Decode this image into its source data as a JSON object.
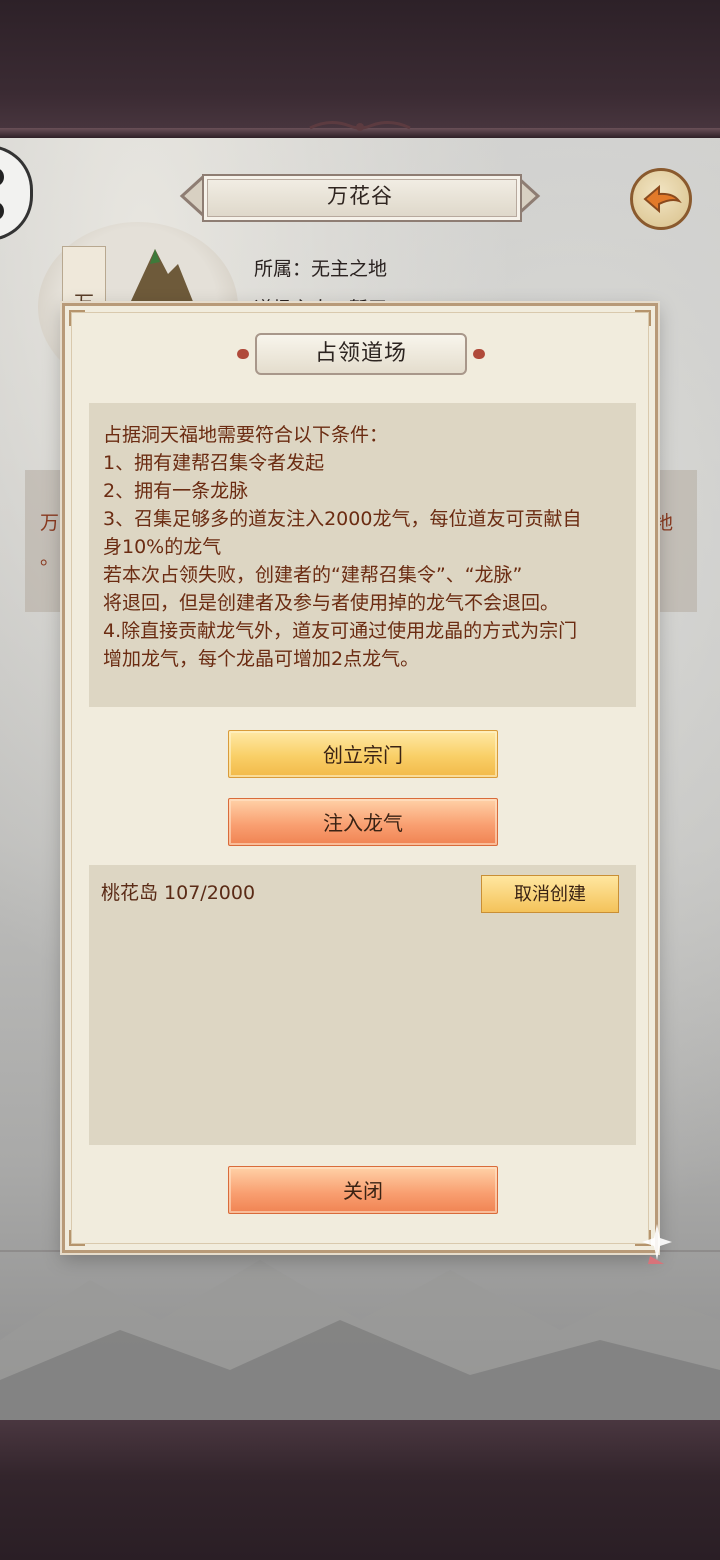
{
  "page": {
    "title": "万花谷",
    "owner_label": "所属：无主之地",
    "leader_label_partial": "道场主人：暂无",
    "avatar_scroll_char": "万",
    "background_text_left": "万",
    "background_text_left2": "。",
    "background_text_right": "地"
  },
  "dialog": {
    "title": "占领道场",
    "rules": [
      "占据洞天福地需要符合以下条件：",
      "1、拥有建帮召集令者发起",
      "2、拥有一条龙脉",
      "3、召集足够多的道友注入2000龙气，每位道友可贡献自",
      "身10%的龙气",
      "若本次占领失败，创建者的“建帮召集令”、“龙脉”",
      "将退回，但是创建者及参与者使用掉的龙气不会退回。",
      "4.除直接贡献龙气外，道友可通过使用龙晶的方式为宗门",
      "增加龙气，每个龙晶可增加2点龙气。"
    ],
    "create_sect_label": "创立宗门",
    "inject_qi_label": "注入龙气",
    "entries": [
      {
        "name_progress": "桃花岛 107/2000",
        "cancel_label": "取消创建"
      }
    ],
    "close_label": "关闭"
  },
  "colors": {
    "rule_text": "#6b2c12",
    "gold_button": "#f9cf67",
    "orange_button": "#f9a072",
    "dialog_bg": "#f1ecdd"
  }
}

★ ★ ★ ★

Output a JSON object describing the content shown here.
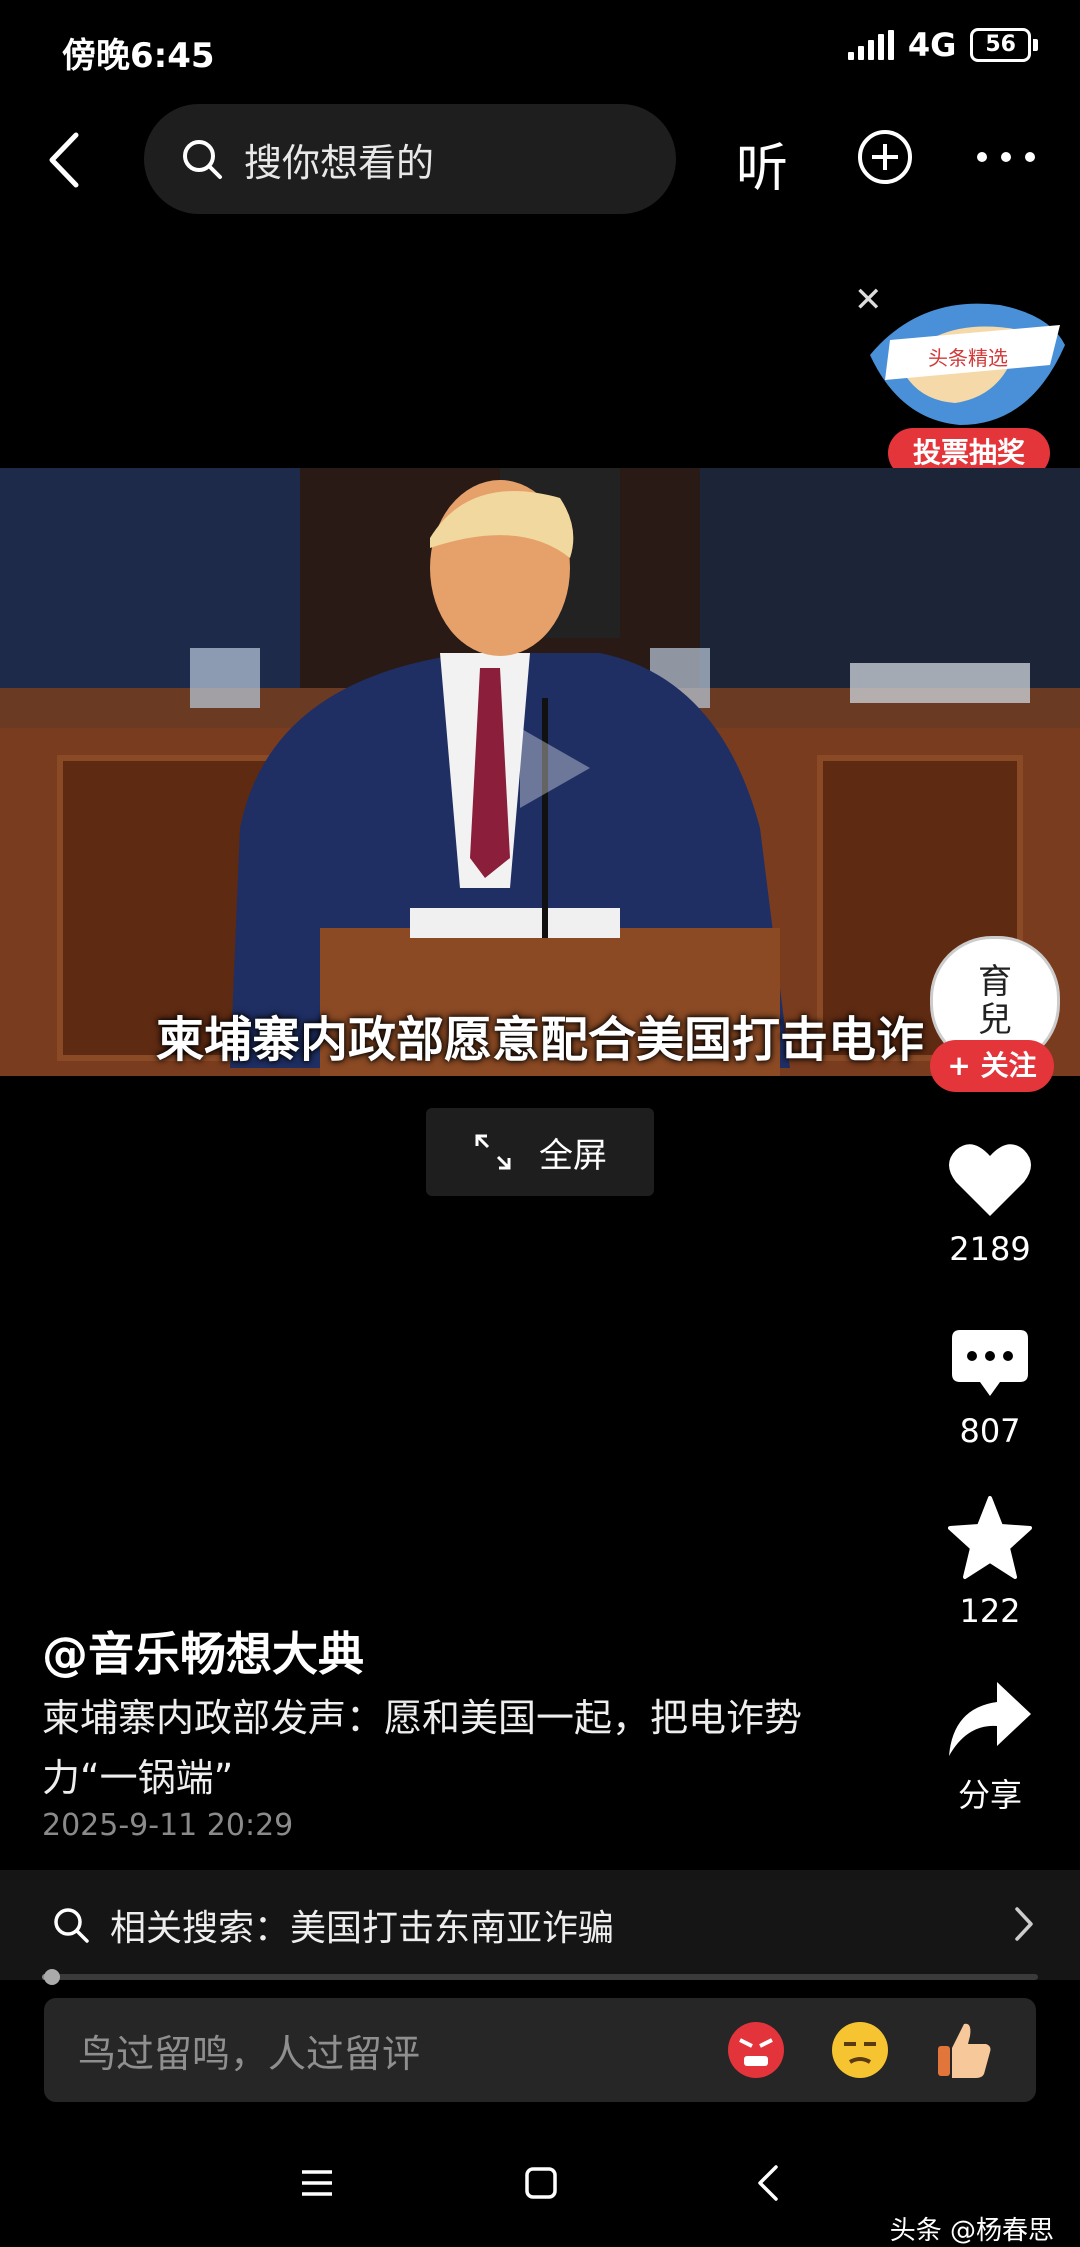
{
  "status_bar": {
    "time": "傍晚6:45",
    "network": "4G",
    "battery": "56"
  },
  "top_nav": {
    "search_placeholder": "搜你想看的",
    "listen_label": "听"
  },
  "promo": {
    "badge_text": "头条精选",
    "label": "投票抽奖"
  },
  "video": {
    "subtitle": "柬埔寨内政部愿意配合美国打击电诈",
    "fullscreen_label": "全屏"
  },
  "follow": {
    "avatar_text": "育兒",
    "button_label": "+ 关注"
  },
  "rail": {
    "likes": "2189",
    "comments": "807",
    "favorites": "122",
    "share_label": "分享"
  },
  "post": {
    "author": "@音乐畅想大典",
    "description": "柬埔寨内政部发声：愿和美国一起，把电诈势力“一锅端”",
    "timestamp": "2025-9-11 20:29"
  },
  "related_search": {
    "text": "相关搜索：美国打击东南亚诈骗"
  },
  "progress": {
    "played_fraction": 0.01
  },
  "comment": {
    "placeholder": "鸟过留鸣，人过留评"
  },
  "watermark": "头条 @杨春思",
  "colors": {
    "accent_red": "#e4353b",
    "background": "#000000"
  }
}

★ ★ ★ ★

*Request*
Locate all lines holding the word "object", then copy them out.

*Answer*
Decode this image into its source data as a JSON object.
Output a JSON object describing the content shown here.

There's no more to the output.